:: TASK INSTRUCTIONS ::
Copy out every record below with complete accuracy.

:: TASK INPUT ::
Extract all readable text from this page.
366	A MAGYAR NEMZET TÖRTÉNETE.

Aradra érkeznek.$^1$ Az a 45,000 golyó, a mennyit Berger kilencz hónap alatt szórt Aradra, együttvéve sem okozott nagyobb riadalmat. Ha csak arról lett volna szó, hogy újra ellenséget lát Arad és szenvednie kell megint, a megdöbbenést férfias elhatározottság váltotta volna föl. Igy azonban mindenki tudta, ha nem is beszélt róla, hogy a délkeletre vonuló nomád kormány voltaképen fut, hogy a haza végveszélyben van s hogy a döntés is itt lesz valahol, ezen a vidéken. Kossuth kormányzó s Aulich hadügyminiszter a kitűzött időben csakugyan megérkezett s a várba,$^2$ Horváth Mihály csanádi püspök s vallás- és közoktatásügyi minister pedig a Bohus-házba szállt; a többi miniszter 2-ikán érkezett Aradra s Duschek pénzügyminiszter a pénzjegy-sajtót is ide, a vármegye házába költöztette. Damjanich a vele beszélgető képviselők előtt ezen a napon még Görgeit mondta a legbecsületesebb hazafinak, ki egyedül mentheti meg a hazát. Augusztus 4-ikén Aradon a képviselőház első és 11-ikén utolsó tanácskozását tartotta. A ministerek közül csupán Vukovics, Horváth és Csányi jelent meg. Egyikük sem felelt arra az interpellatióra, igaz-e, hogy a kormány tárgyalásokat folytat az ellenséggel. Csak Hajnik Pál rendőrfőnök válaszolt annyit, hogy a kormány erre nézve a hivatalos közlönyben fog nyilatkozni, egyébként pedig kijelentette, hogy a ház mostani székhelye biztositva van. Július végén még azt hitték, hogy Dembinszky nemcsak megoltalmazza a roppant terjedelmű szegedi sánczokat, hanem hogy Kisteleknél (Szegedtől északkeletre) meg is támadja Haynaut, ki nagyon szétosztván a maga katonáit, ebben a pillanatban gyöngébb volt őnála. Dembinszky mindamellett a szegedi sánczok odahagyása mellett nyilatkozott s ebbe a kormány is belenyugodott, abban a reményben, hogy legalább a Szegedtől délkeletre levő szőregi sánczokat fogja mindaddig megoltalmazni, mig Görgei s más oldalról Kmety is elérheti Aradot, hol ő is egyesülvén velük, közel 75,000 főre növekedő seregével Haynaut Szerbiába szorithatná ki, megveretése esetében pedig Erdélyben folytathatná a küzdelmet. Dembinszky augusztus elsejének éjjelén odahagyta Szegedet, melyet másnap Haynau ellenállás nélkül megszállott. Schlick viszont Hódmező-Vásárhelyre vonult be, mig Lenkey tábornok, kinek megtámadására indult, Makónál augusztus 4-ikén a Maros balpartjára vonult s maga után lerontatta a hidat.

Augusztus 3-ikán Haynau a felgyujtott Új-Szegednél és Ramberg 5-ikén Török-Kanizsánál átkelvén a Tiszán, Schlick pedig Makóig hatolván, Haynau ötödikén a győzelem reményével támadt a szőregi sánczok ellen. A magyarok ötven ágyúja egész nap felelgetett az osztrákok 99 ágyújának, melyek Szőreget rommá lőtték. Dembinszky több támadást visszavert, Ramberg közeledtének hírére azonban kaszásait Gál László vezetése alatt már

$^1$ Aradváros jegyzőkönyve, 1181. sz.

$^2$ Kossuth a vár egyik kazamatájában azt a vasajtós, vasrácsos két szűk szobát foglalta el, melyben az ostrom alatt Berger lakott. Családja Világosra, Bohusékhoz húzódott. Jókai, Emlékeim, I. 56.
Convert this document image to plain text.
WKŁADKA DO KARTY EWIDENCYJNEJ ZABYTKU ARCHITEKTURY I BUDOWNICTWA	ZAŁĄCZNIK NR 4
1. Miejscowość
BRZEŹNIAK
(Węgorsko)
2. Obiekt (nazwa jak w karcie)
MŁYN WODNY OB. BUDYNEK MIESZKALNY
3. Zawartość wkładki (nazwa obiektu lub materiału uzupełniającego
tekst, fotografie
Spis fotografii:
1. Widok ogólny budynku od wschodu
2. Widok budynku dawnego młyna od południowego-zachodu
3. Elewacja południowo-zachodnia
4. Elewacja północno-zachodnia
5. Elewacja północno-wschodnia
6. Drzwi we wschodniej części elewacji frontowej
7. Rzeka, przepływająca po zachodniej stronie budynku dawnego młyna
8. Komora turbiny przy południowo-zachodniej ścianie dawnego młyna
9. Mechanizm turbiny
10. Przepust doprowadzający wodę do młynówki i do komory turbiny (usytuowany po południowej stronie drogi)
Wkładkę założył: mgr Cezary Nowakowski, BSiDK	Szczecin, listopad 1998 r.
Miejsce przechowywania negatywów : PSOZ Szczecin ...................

:: COMPLETE RESPONSE ::
Extract all readable text from this page.
366	A MAGYAR NEMZET TÖRTÉNETE.

Aradra érkeznek.$^1$ Az a 45,000 golyó, a mennyit Berger kilencz hónap alatt szórt Aradra, együttvéve sem okozott nagyobb riadalmat. Ha csak arról lett volna szó, hogy újra ellenséget lát Arad és szenvednie kell megint, a megdöbbenést férfias elhatározottság váltotta volna föl. Igy azonban mindenki tudta, ha nem is beszélt róla, hogy a délkeletre vonuló nomád kormány voltaképen fut, hogy a haza végveszélyben van s hogy a döntés is itt lesz valahol, ezen a vidéken. Kossuth kormányzó s Aulich hadügyminiszter a kitűzött időben csakugyan megérkezett s a várba,$^2$ Horváth Mihály csanádi püspök s vallás- és közoktatásügyi minister pedig a Bohus-házba szállt; a többi miniszter 2-ikán érkezett Aradra s Duschek pénzügyminiszter a pénzjegy-sajtót is ide, a vármegye házába költöztette. Damjanich a vele beszélgető képviselők előtt ezen a napon még Görgeit mondta a legbecsületesebb hazafinak, ki egyedül mentheti meg a hazát. Augusztus 4-ikén Aradon a képviselőház első és 11-ikén utolsó tanácskozását tartotta. A ministerek közül csupán Vukovics, Horváth és Csányi jelent meg. Egyikük sem felelt arra az interpellatióra, igaz-e, hogy a kormány tárgyalásokat folytat az ellenséggel. Csak Hajnik Pál rendőrfőnök válaszolt annyit, hogy a kormány erre nézve a hivatalos közlönyben fog nyilatkozni, egyébként pedig kijelentette, hogy a ház mostani székhelye biztositva van. Július végén még azt hitték, hogy Dembinszky nemcsak megoltalmazza a roppant terjedelmű szegedi sánczokat, hanem hogy Kisteleknél (Szegedtől északkeletre) meg is támadja Haynaut, ki nagyon szétosztván a maga katonáit, ebben a pillanatban gyöngébb volt őnála. Dembinszky mindamellett a szegedi sánczok odahagyása mellett nyilatkozott s ebbe a kormány is belenyugodott, abban a reményben, hogy legalább a Szegedtől délkeletre levő szőregi sánczokat fogja mindaddig megoltalmazni, mig Görgei s más oldalról Kmety is elérheti Aradot, hol ő is egyesülvén velük, közel 75,000 főre növekedő seregével Haynaut Szerbiába szorithatná ki, megveretése esetében pedig Erdélyben folytathatná a küzdelmet. Dembinszky augusztus elsejének éjjelén odahagyta Szegedet, melyet másnap Haynau ellenállás nélkül megszállott. Schlick viszont Hódmező-Vásárhelyre vonult be, mig Lenkey tábornok, kinek megtámadására indult, Makónál augusztus 4-ikén a Maros balpartjára vonult s maga után lerontatta a hidat.

Augusztus 3-ikán Haynau a felgyujtott Új-Szegednél és Ramberg 5-ikén Török-Kanizsánál átkelvén a Tiszán, Schlick pedig Makóig hatolván, Haynau ötödikén a győzelem reményével támadt a szőregi sánczok ellen. A magyarok ötven ágyúja egész nap felelgetett az osztrákok 99 ágyújának, melyek Szőreget rommá lőtték. Dembinszky több támadást visszavert, Ramberg közeledtének hírére azonban kaszásait Gál László vezetése alatt már

$^1$ Aradváros jegyzőkönyve, 1181. sz.

$^2$ Kossuth a vár egyik kazamatájában azt a vasajtós, vasrácsos két szűk szobát foglalta el, melyben az ostrom alatt Berger lakott. Családja Világosra, Bohusékhoz húzódott. Jókai, Emlékeim, I. 56.
Convert this document image to plain text.
WKŁADKA DO KARTY EWIDENCYJNEJ ZABYTKU ARCHITEKTURY I BUDOWNICTWA	ZAŁĄCZNIK NR 4
1. Miejscowość
BRZEŹNIAK
(Węgorsko)
2. Obiekt (nazwa jak w karcie)
MŁYN WODNY OB. BUDYNEK MIESZKALNY
3. Zawartość wkładki (nazwa obiektu lub materiału uzupełniającego
tekst, fotografie
Spis fotografii:
1. Widok ogólny budynku od wschodu
2. Widok budynku dawnego młyna od południowego-zachodu
3. Elewacja południowo-zachodnia
4. Elewacja północno-zachodnia
5. Elewacja północno-wschodnia
6. Drzwi we wschodniej części elewacji frontowej
7. Rzeka, przepływająca po zachodniej stronie budynku dawnego młyna
8. Komora turbiny przy południowo-zachodniej ścianie dawnego młyna
9. Mechanizm turbiny
10. Przepust doprowadzający wodę do młynówki i do komory turbiny (usytuowany po południowej stronie drogi)
Wkładkę założył: mgr Cezary Nowakowski, BSiDK	Szczecin, listopad 1998 r.
Miejsce przechowywania negatywów : PSOZ Szczecin ...................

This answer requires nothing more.